* **Exercise**: Leave out any pictures and transcribe all other data below exactly.

* **Data extract**:
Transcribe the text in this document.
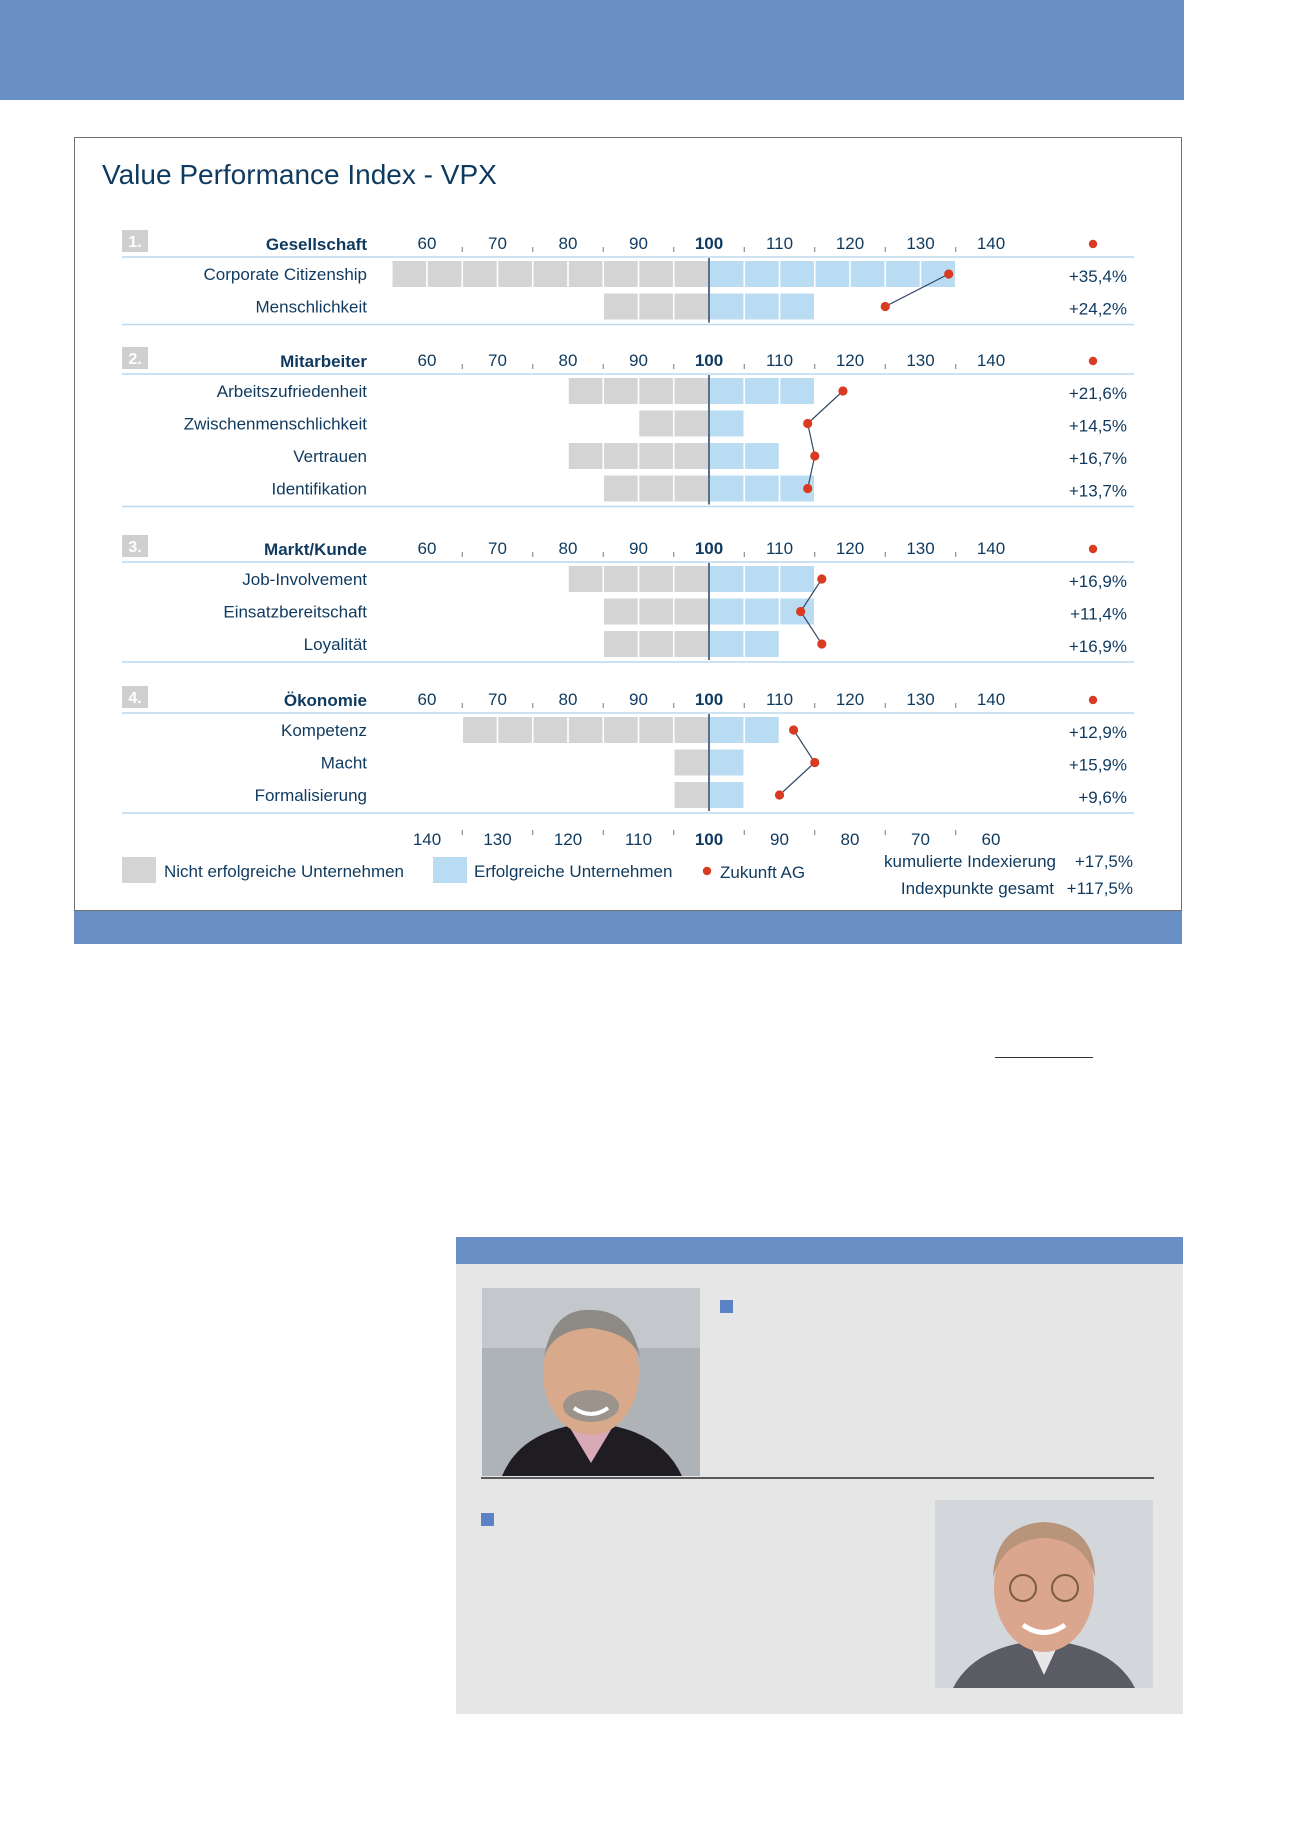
Value Performance Index - VPX
1.	Gesellschaft	60	70	80	90	100	110	120 130 140
Corporate Citizenship	+35,4%
Menschlichkeit	+24,2%
2.	Mitarbeiter	60	70	80	90	100	110	120 130 140
Arbeitszufriedenheit	+21,6%
Zwischenmenschlichkeit	+14,5%
Vertrauen	+16,7%
Identifikation	+13,7%
3.	Markt/Kunde	60	70	80	90	100	110	120 130 140
Job-Involvement	+16,9%
Einsatzbereitschaft	+11,4%
Loyalität	+16,9%
4.	Ökonomie	60	70	80	90	100	110	120 130 140
Kompetenz	+12,9%
Macht	+15,9%
Formalisierung	+9,6%
140 130 120	110	100	90	80	70	60
Nicht erfolgreiche Unternehmen	Erfolgreiche Unternehmen	Zukunft AG
kumulierte Indexierung +17,5%
Indexpunkte gesamt +117,5%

* **Task result**:
Transcribe the text in this document.
Value Performance Index - VPX
1.	Gesellschaft	60	70	80	90	100	110	120 130 140
Corporate Citizenship	+35,4%
Menschlichkeit	+24,2%
2.	Mitarbeiter	60	70	80	90	100	110	120 130 140
Arbeitszufriedenheit	+21,6%
Zwischenmenschlichkeit	+14,5%
Vertrauen	+16,7%
Identifikation	+13,7%
3.	Markt/Kunde	60	70	80	90	100	110	120 130 140
Job-Involvement	+16,9%
Einsatzbereitschaft	+11,4%
Loyalität	+16,9%
4.	Ökonomie	60	70	80	90	100	110	120 130 140
Kompetenz	+12,9%
Macht	+15,9%
Formalisierung	+9,6%
140 130 120	110	100	90	80	70	60
Nicht erfolgreiche Unternehmen	Erfolgreiche Unternehmen	Zukunft AG
kumulierte Indexierung +17,5%
Indexpunkte gesamt +117,5%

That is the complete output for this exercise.